* Start *

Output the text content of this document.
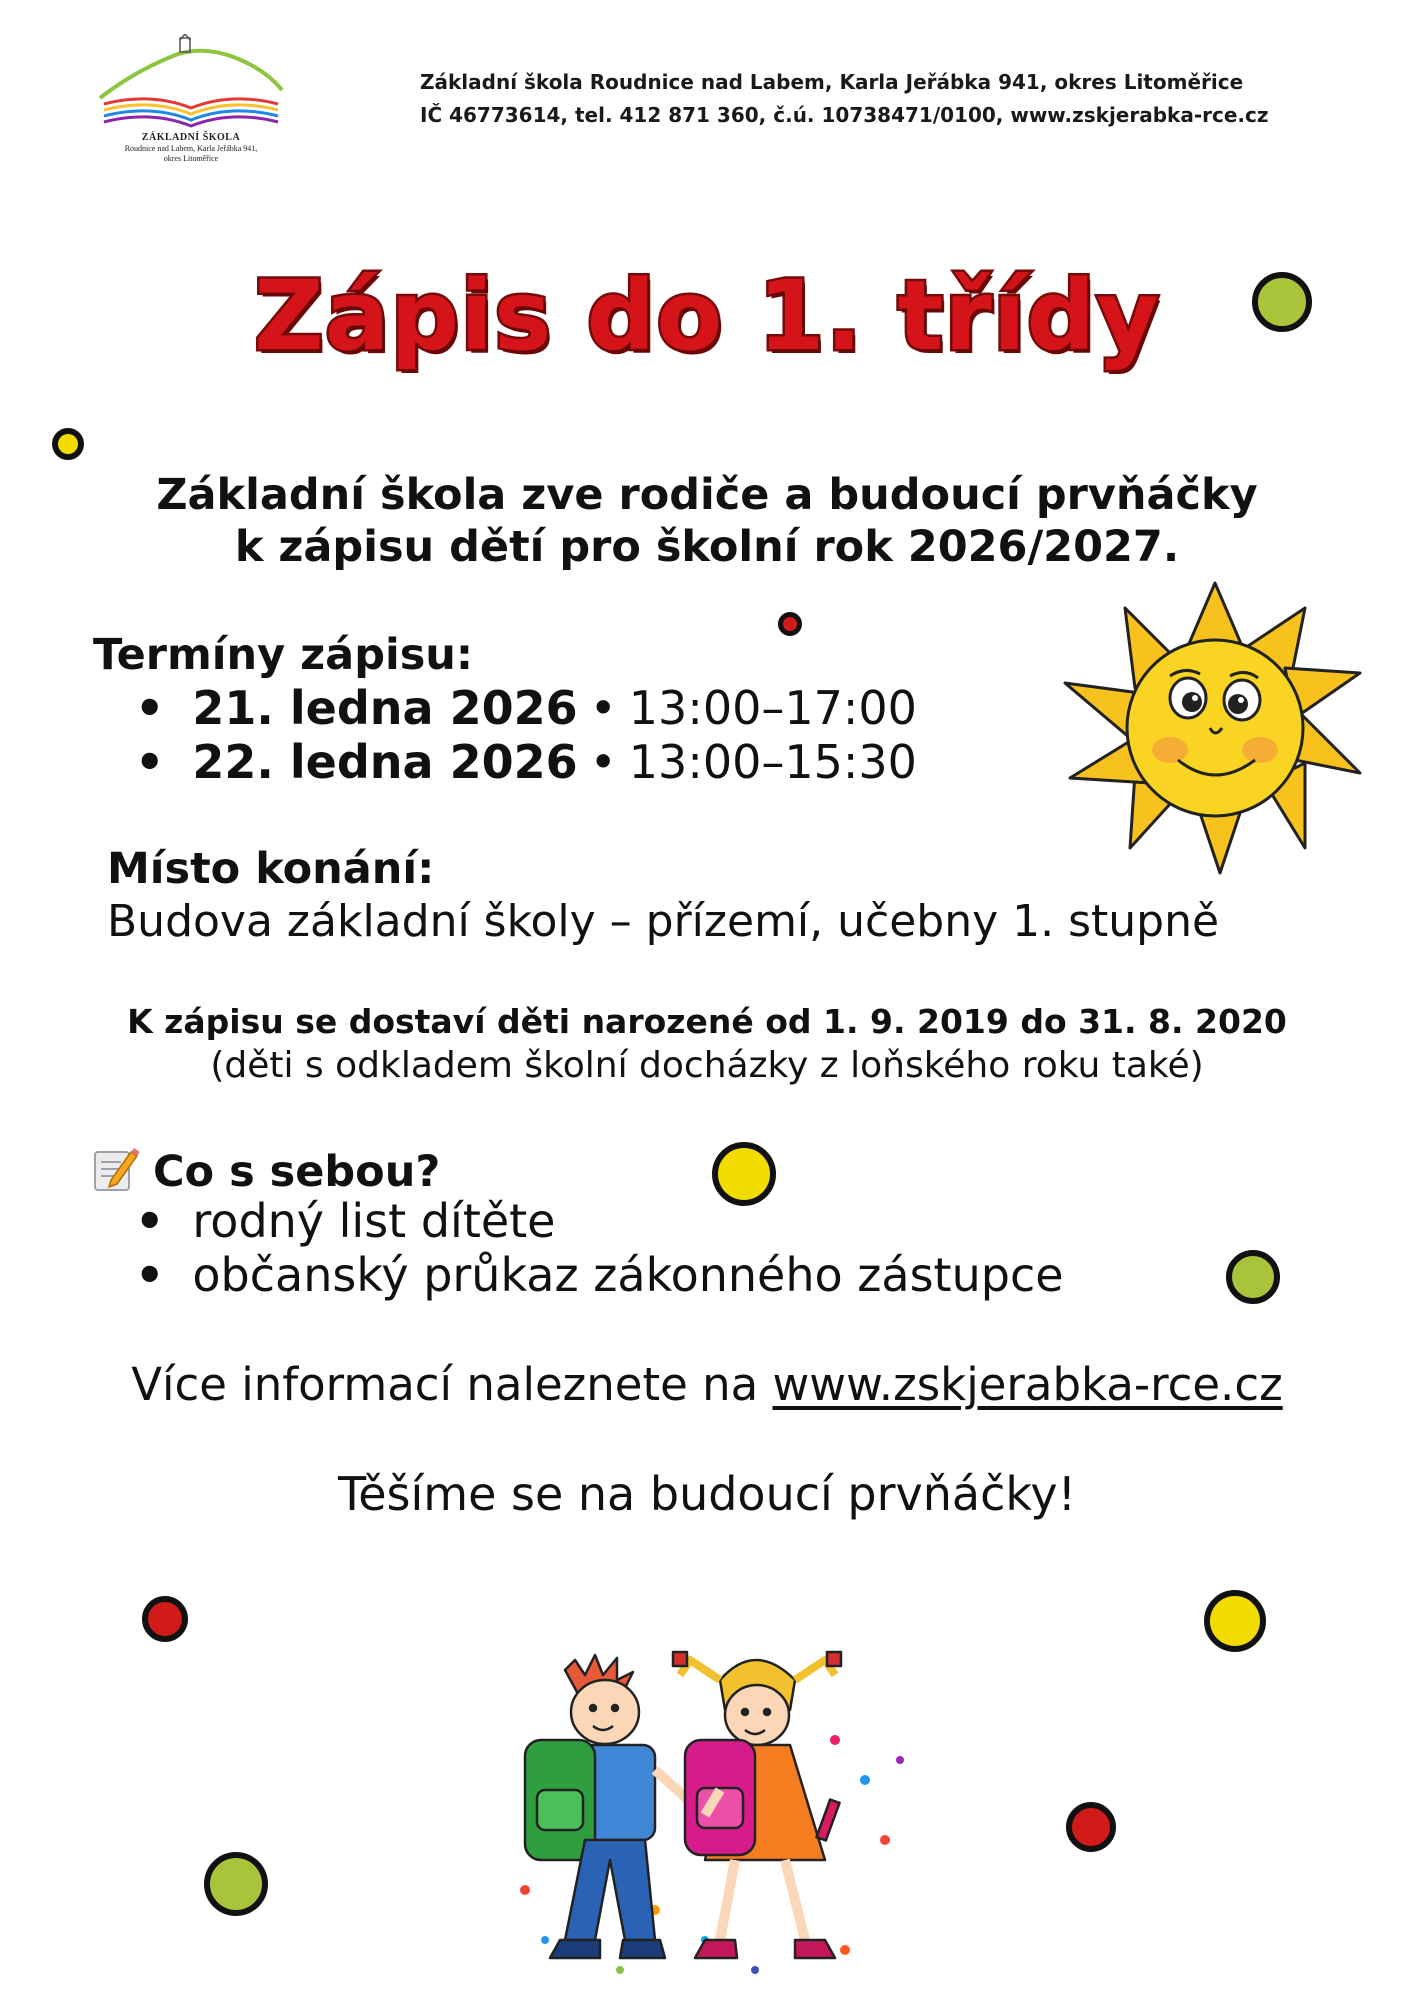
ZÁKLADNÍ ŠKOLA
Roudnice nad Labem, Karla Jeřábka 941,
okres Litoměřice
Základní škola Roudnice nad Labem, Karla Jeřábka 941, okres Litoměřice
IČ 46773614, tel. 412 871 360, č.ú. 10738471/0100, www.zskjerabka-rce.cz
Zápis do 1. třídy
Základní škola zve rodiče a budoucí prvňáčky
k zápisu dětí pro školní rok 2026/2027.
Termíny zápisu:
• 21. ledna 2026 • 13:00–17:00
• 22. ledna 2026 • 13:00–15:30
Místo konání:
Budova základní školy – přízemí, učebny 1. stupně
K zápisu se dostaví děti narozené od 1. 9. 2019 do 31. 8. 2020
(děti s odkladem školní docházky z loňského roku také)
Co s sebou?
• rodný list dítěte
• občanský průkaz zákonného zástupce
Více informací naleznete na www.zskjerabka-rce.cz
Těšíme se na budoucí prvňáčky!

* End *

TASK BRIEF
Without the pictures, repeat the listing above exactly.

TASK RESULT
Output the text content of this document.
ZÁKLADNÍ ŠKOLA
Roudnice nad Labem, Karla Jeřábka 941,
okres Litoměřice
Základní škola Roudnice nad Labem, Karla Jeřábka 941, okres Litoměřice
IČ 46773614, tel. 412 871 360, č.ú. 10738471/0100, www.zskjerabka-rce.cz
Zápis do 1. třídy
Základní škola zve rodiče a budoucí prvňáčky
k zápisu dětí pro školní rok 2026/2027.
Termíny zápisu:
• 21. ledna 2026 • 13:00–17:00
• 22. ledna 2026 • 13:00–15:30
Místo konání:
Budova základní školy – přízemí, učebny 1. stupně
K zápisu se dostaví děti narozené od 1. 9. 2019 do 31. 8. 2020
(děti s odkladem školní docházky z loňského roku také)
Co s sebou?
• rodný list dítěte
• občanský průkaz zákonného zástupce
Více informací naleznete na www.zskjerabka-rce.cz
Těšíme se na budoucí prvňáčky!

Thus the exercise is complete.